§ Goal:
Without the pictures, return each record as it appears.

§ Stored records:
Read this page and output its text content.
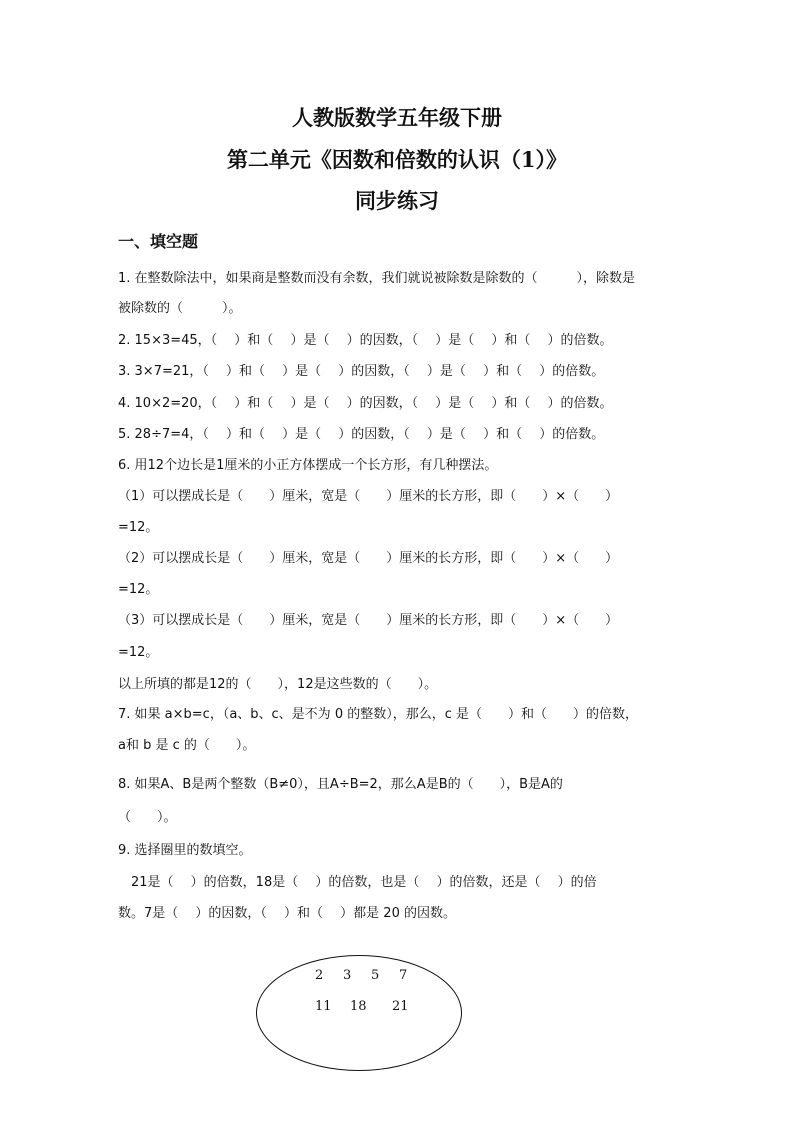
人教版数学五年级下册
第二单元《因数和倍数的认识（1）》
同步练习
一、填空题
1. 在整数除法中，如果商是整数而没有余数，我们就说被除数是除数的（　　　），除数是
被除数的（　　　）。
2. 15×3=45，（　 ）和（　 ）是（　 ）的因数，（　 ）是（　 ）和（　 ）的倍数。
3. 3×7=21，（　 ）和（　 ）是（　 ）的因数，（　 ）是（　 ）和（　 ）的倍数。
4. 10×2=20，（　 ）和（　 ）是（　 ）的因数，（　 ）是（　 ）和（　 ）的倍数。
5. 28÷7=4，（　 ）和（　 ）是（　 ）的因数，（　 ）是（　 ）和（　 ）的倍数。
6. 用12个边长是1厘米的小正方体摆成一个长方形，有几种摆法。
（1）可以摆成长是（　　）厘米，宽是（　　）厘米的长方形，即（　　）×（　　）
=12。
（2）可以摆成长是（　　）厘米，宽是（　　）厘米的长方形，即（　　）×（　　）
=12。
（3）可以摆成长是（　　）厘米，宽是（　　）厘米的长方形，即（　　）×（　　）
=12。
以上所填的都是12的（　　），12是这些数的（　　）。
7. 如果 a×b=c，（a、b、c、是不为 0 的整数），那么，c 是（　　）和（　　）的倍数，
a和 b 是 c 的（　　）。
8. 如果A、B是两个整数（B≠0），且A÷B=2，那么A是B的（　　），B是A的
（　　）。
9. 选择圈里的数填空。
　21是（　 ）的倍数，18是（　 ）的倍数，也是（　 ）的倍数，还是（　 ）的倍
数。7是（　 ）的因数，（　 ）和（　 ）都是 20 的因数。
2 3 5 7
11 18 21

§ Answer to the problem:
Read this page and output its text content.
人教版数学五年级下册
第二单元《因数和倍数的认识（1）》
同步练习
一、填空题
1. 在整数除法中，如果商是整数而没有余数，我们就说被除数是除数的（　　　），除数是
被除数的（　　　）。
2. 15×3=45，（　 ）和（　 ）是（　 ）的因数，（　 ）是（　 ）和（　 ）的倍数。
3. 3×7=21，（　 ）和（　 ）是（　 ）的因数，（　 ）是（　 ）和（　 ）的倍数。
4. 10×2=20，（　 ）和（　 ）是（　 ）的因数，（　 ）是（　 ）和（　 ）的倍数。
5. 28÷7=4，（　 ）和（　 ）是（　 ）的因数，（　 ）是（　 ）和（　 ）的倍数。
6. 用12个边长是1厘米的小正方体摆成一个长方形，有几种摆法。
（1）可以摆成长是（　　）厘米，宽是（　　）厘米的长方形，即（　　）×（　　）
=12。
（2）可以摆成长是（　　）厘米，宽是（　　）厘米的长方形，即（　　）×（　　）
=12。
（3）可以摆成长是（　　）厘米，宽是（　　）厘米的长方形，即（　　）×（　　）
=12。
以上所填的都是12的（　　），12是这些数的（　　）。
7. 如果 a×b=c，（a、b、c、是不为 0 的整数），那么，c 是（　　）和（　　）的倍数，
a和 b 是 c 的（　　）。
8. 如果A、B是两个整数（B≠0），且A÷B=2，那么A是B的（　　），B是A的
（　　）。
9. 选择圈里的数填空。
　21是（　 ）的倍数，18是（　 ）的倍数，也是（　 ）的倍数，还是（　 ）的倍
数。7是（　 ）的因数，（　 ）和（　 ）都是 20 的因数。
2 3 5 7
11 18 21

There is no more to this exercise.